TASK TO CARRY OUT: Of all the lines in the material, how many include the word "costruttive"? Give only the number.

RECORDS SHOWN:

········

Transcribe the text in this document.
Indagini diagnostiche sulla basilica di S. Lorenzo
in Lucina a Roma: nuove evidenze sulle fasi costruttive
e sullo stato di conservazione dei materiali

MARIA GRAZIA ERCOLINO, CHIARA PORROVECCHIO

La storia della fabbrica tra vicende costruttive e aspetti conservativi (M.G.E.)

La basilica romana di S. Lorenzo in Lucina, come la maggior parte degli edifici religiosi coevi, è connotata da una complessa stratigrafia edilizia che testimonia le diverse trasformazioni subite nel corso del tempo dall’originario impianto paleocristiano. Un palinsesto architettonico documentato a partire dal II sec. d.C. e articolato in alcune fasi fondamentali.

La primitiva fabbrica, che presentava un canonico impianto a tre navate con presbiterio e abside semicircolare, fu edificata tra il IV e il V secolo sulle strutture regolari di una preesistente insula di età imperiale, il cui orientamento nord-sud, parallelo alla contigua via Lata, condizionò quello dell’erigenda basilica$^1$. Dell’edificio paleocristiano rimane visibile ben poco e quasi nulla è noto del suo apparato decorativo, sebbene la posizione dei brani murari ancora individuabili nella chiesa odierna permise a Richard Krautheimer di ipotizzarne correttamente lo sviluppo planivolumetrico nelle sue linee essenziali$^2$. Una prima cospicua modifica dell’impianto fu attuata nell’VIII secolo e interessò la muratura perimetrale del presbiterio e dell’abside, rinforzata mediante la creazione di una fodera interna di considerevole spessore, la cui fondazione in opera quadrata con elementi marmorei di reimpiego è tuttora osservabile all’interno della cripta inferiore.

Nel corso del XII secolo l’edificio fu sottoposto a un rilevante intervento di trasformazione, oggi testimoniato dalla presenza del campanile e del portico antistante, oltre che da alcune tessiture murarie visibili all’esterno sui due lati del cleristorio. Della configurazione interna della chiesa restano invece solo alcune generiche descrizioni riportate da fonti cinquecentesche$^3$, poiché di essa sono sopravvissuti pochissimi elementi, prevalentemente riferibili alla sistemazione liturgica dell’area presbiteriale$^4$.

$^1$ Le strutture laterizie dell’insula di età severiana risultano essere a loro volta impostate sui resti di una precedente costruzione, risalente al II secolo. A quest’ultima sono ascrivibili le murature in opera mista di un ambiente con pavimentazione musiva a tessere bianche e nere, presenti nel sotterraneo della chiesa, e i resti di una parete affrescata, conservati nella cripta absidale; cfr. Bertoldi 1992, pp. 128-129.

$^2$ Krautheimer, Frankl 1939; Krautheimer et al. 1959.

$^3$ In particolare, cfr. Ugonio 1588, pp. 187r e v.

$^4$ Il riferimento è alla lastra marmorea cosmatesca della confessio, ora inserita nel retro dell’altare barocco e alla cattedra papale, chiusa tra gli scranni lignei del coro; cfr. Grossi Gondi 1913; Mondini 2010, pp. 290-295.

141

········

RESPONSE TO THIS EXERCISE: 2